** START THE INPUT **
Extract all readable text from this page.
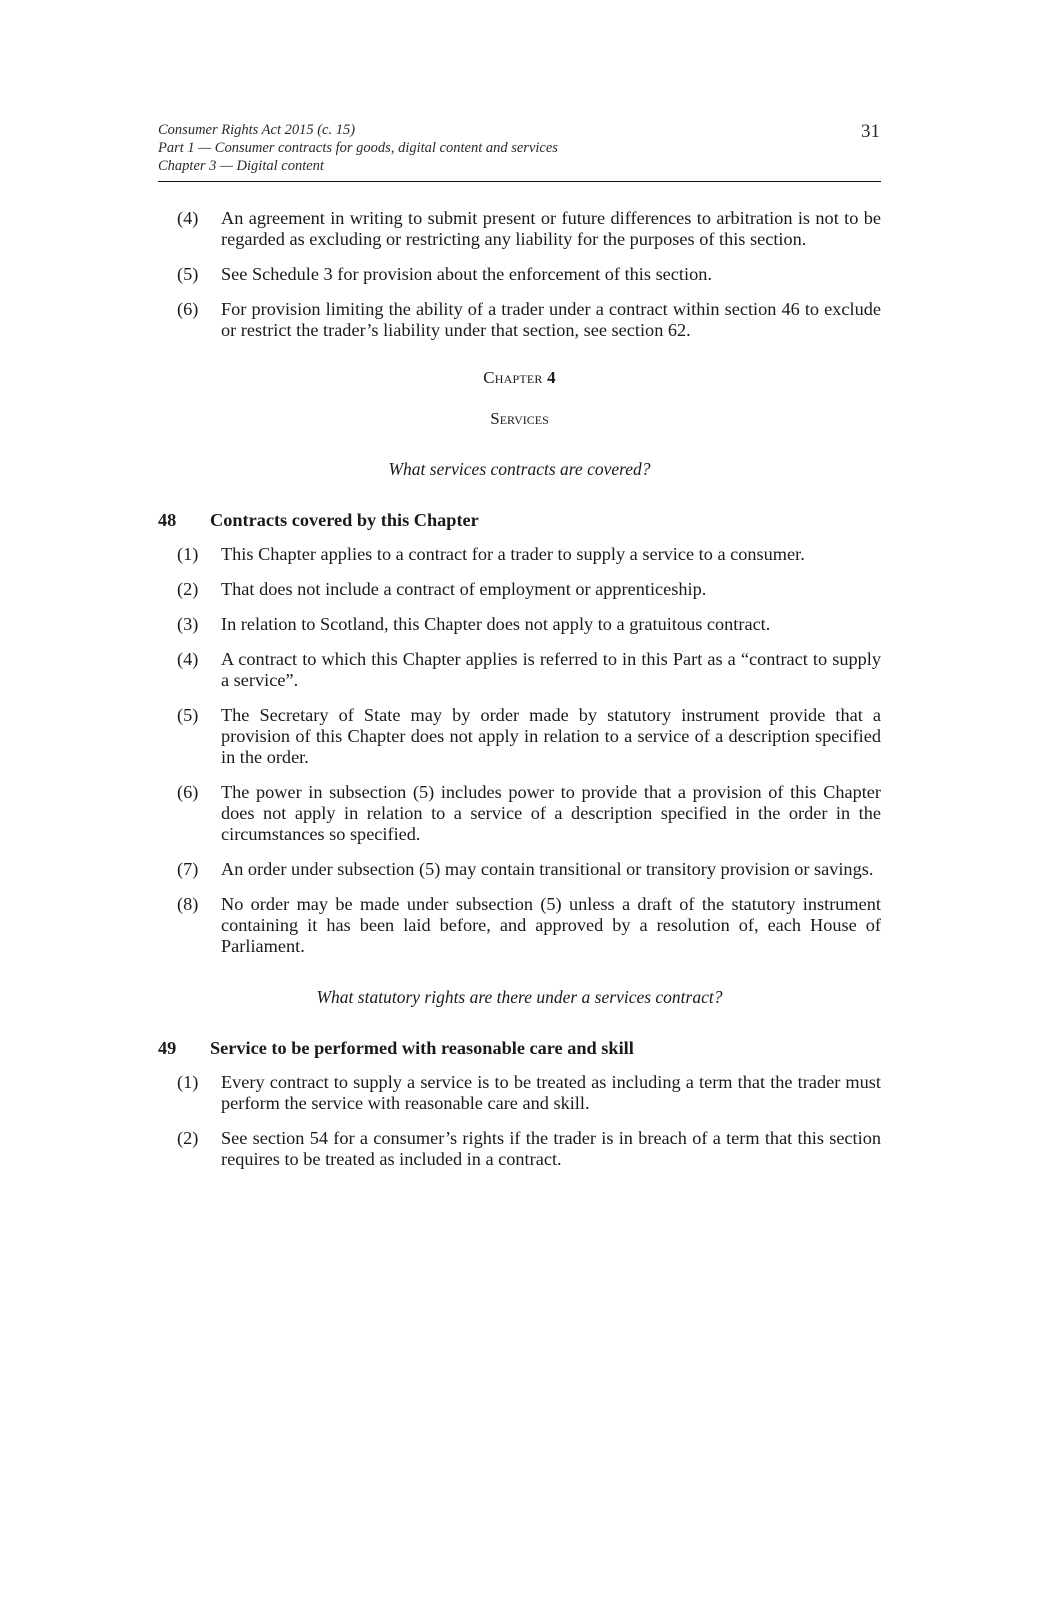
Consumer Rights Act 2015 (c. 15)
Part 1 — Consumer contracts for goods, digital content and services
Chapter 3 — Digital content
31
(4)	An agreement in writing to submit present or future differences to arbitration is not to be regarded as excluding or restricting any liability for the purposes of this section.
(5)	See Schedule 3 for provision about the enforcement of this section.
(6)	For provision limiting the ability of a trader under a contract within section 46 to exclude or restrict the trader’s liability under that section, see section 62.
Chapter 4
Services
What services contracts are covered?
48	Contracts covered by this Chapter
(1)	This Chapter applies to a contract for a trader to supply a service to a consumer.
(2)	That does not include a contract of employment or apprenticeship.
(3)	In relation to Scotland, this Chapter does not apply to a gratuitous contract.
(4)	A contract to which this Chapter applies is referred to in this Part as a “contract to supply a service”.
(5)	The Secretary of State may by order made by statutory instrument provide that a provision of this Chapter does not apply in relation to a service of a description specified in the order.
(6)	The power in subsection (5) includes power to provide that a provision of this Chapter does not apply in relation to a service of a description specified in the order in the circumstances so specified.
(7)	An order under subsection (5) may contain transitional or transitory provision or savings.
(8)	No order may be made under subsection (5) unless a draft of the statutory instrument containing it has been laid before, and approved by a resolution of, each House of Parliament.
What statutory rights are there under a services contract?
49	Service to be performed with reasonable care and skill
(1)	Every contract to supply a service is to be treated as including a term that the trader must perform the service with reasonable care and skill.
(2)	See section 54 for a consumer’s rights if the trader is in breach of a term that this section requires to be treated as included in a contract.
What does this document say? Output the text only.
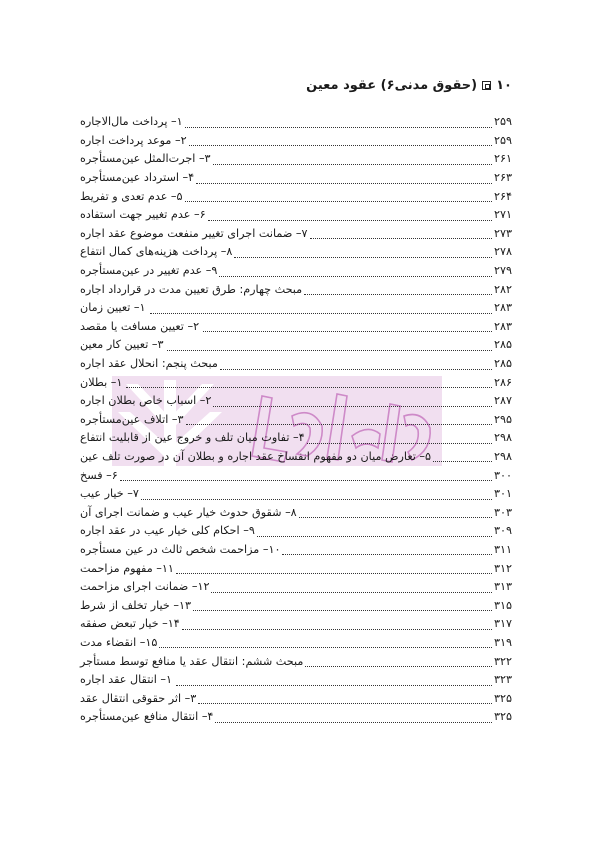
۱۰
(حقوق مدنی۶) عقود معین
۱– پرداخت مال‌الاجاره	۲۵۹
۲– موعد پرداخت اجاره	۲۵۹
۳– اجرت‌المثل عین‌مستأجره	۲۶۱
۴– استرداد عین‌مستأجره	۲۶۳
۵– عدم تعدی و تفریط	۲۶۴
۶– عدم تغییر جهت استفاده	۲۷۱
۷– ضمانت اجرای تغییر منفعت موضوع عقد اجاره	۲۷۳
۸– پرداخت هزینه‌های کمال انتفاع	۲۷۸
۹– عدم تغییر در عین‌مستأجره	۲۷۹
مبحث چهارم: طرق تعیین مدت در قرارداد اجاره	۲۸۲
۱– تعیین زمان	۲۸۳
۲– تعیین مسافت یا مقصد	۲۸۳
۳– تعیین کار معین	۲۸۵
مبحث پنجم: انحلال عقد اجاره	۲۸۵
۱– بطلان	۲۸۶
۲– اسباب خاص بطلان اجاره	۲۸۷
۳– اتلاف عین‌مستأجره	۲۹۵
۴– تفاوت میان تلف و خروج عین از قابلیت انتفاع	۲۹۸
۵– تعارض میان دو مفهوم انفساخ عقد اجاره و بطلان آن در صورت تلف عین	۲۹۸
۶– فسخ	۳۰۰
۷– خیار عیب	۳۰۱
۸– شقوق حدوث خیار عیب و ضمانت اجرای آن	۳۰۳
۹– احکام کلی خیار عیب در عقد اجاره	۳۰۹
۱۰– مزاحمت شخص ثالث در عین مستأجره	۳۱۱
۱۱– مفهوم مزاحمت	۳۱۲
۱۲– ضمانت اجرای مزاحمت	۳۱۳
۱۳– خیار تخلف از شرط	۳۱۵
۱۴– خیار تبعض صفقه	۳۱۷
۱۵– انقضاء مدت	۳۱۹
مبحث ششم: انتقال عقد یا منافع توسط مستأجر	۳۲۲
۱– انتقال عقد اجاره	۳۲۳
۳– اثر حقوقی انتقال عقد	۳۲۵
۴– انتقال منافع عین‌مستأجره	۳۲۵
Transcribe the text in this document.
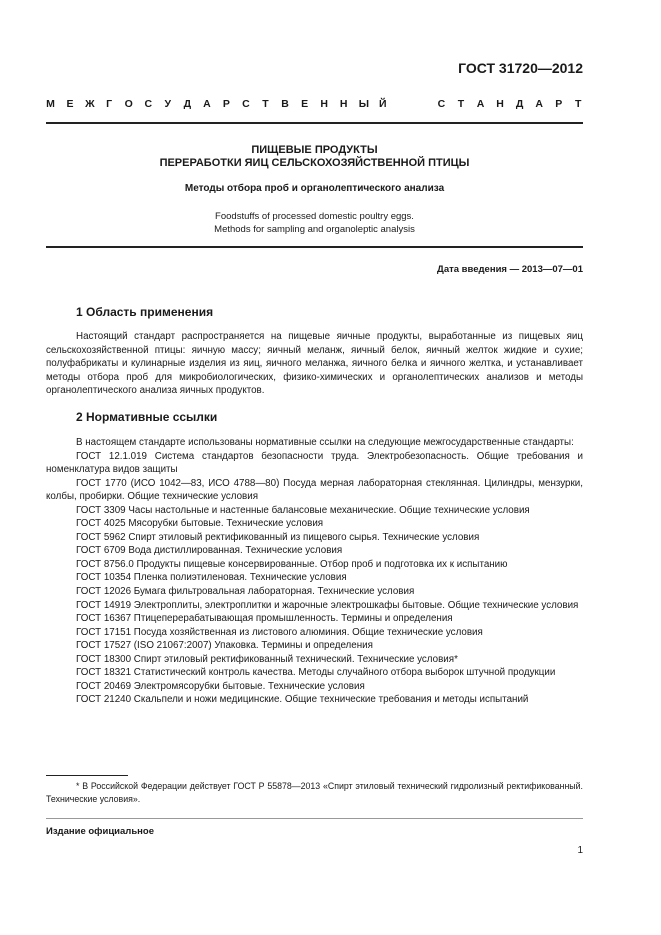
ГОСТ 31720—2012
М Е Ж Г О С У Д А Р С Т В Е Н Н Ы Й	С Т А Н Д А Р Т
ПИЩЕВЫЕ ПРОДУКТЫ
ПЕРЕРАБОТКИ ЯИЦ СЕЛЬСКОХОЗЯЙСТВЕННОЙ ПТИЦЫ
Методы отбора проб и органолептического анализа
Foodstuffs of processed domestic poultry eggs.
Methods for sampling and organoleptic analysis
Дата введения — 2013—07—01
1 Область применения

Настоящий стандарт распространяется на пищевые яичные продукты, выработанные из пищевых яиц сельскохозяйственной птицы: яичную массу; яичный меланж, яичный белок, яичный желток жидкие и сухие; полуфабрикаты и кулинарные изделия из яиц, яичного меланжа, яичного белка и яичного желтка, и устанавливает методы отбора проб для микробиологических, физико-химических и органолептических анализов и методы органолептического анализа яичных продуктов.

2 Нормативные ссылки

В настоящем стандарте использованы нормативные ссылки на следующие межгосударственные стандарты:

ГОСТ 12.1.019 Система стандартов безопасности труда. Электробезопасность. Общие требования и номенклатура видов защиты

ГОСТ 1770 (ИСО 1042—83, ИСО 4788—80) Посуда мерная лабораторная стеклянная. Цилиндры, мензурки, колбы, пробирки. Общие технические условия

ГОСТ 3309 Часы настольные и настенные балансовые механические. Общие технические условия

ГОСТ 4025 Мясорубки бытовые. Технические условия

ГОСТ 5962 Спирт этиловый ректификованный из пищевого сырья. Технические условия

ГОСТ 6709 Вода дистиллированная. Технические условия

ГОСТ 8756.0 Продукты пищевые консервированные. Отбор проб и подготовка их к испытанию

ГОСТ 10354 Пленка полиэтиленовая. Технические условия

ГОСТ 12026 Бумага фильтровальная лабораторная. Технические условия

ГОСТ 14919 Электроплиты, электроплитки и жарочные электрошкафы бытовые. Общие технические условия

ГОСТ 16367 Птицеперерабатывающая промышленность. Термины и определения

ГОСТ 17151 Посуда хозяйственная из листового алюминия. Общие технические условия

ГОСТ 17527 (ISO 21067:2007) Упаковка. Термины и определения

ГОСТ 18300 Спирт этиловый ректификованный технический. Технические условия*

ГОСТ 18321 Статистический контроль качества. Методы случайного отбора выборок штучной продукции

ГОСТ 20469 Электромясорубки бытовые. Технические условия

ГОСТ 21240 Скальпели и ножи медицинские. Общие технические требования и методы испытаний

* В Российской Федерации действует ГОСТ Р 55878—2013 «Спирт этиловый технический гидролизный ректификованный. Технические условия».

Издание официальное
1
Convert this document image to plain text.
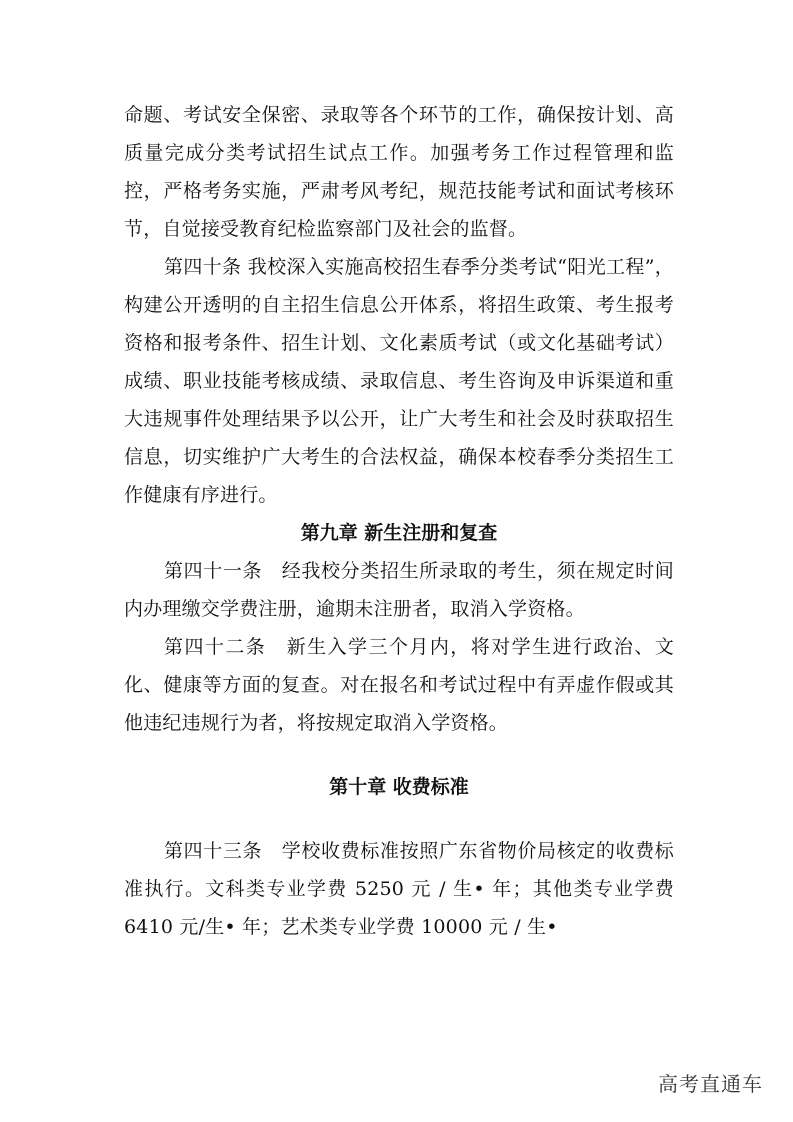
命题、考试安全保密、录取等各个环节的工作，确保按计划、高质量完成分类考试招生试点工作。加强考务工作过程管理和监控，严格考务实施，严肃考风考纪，规范技能考试和面试考核环节，自觉接受教育纪检监察部门及社会的监督。

第四十条 我校深入实施高校招生春季分类考试“阳光工程”，构建公开透明的自主招生信息公开体系，将招生政策、考生报考资格和报考条件、招生计划、文化素质考试（或文化基础考试）成绩、职业技能考核成绩、录取信息、考生咨询及申诉渠道和重大违规事件处理结果予以公开，让广大考生和社会及时获取招生信息，切实维护广大考生的合法权益，确保本校春季分类招生工作健康有序进行。

第九章 新生注册和复查

第四十一条　经我校分类招生所录取的考生，须在规定时间内办理缴交学费注册，逾期未注册者，取消入学资格。

第四十二条　新生入学三个月内，将对学生进行政治、文化、健康等方面的复查。对在报名和考试过程中有弄虚作假或其他违纪违规行为者，将按规定取消入学资格。

第十章 收费标准

第四十三条　学校收费标准按照广东省物价局核定的收费标准执行。文科类专业学费 5250 元 / 生• 年；其他类专业学费 6410 元/生• 年；艺术类专业学费 10000 元 / 生•

高考直通车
** END THE INPUT **
* WHAT IS NEEDED
Pull out all lines from the entries above in which the word "مبحث" appears.

* EXPECTED ANSWER
مبحث چهارم: طرق تعیین مدت در قرارداد اجاره	۲۸۲
مبحث پنجم: انحلال عقد اجاره	۲۸۵
مبحث ششم: انتقال عقد یا منافع توسط مستأجر	۳۲۲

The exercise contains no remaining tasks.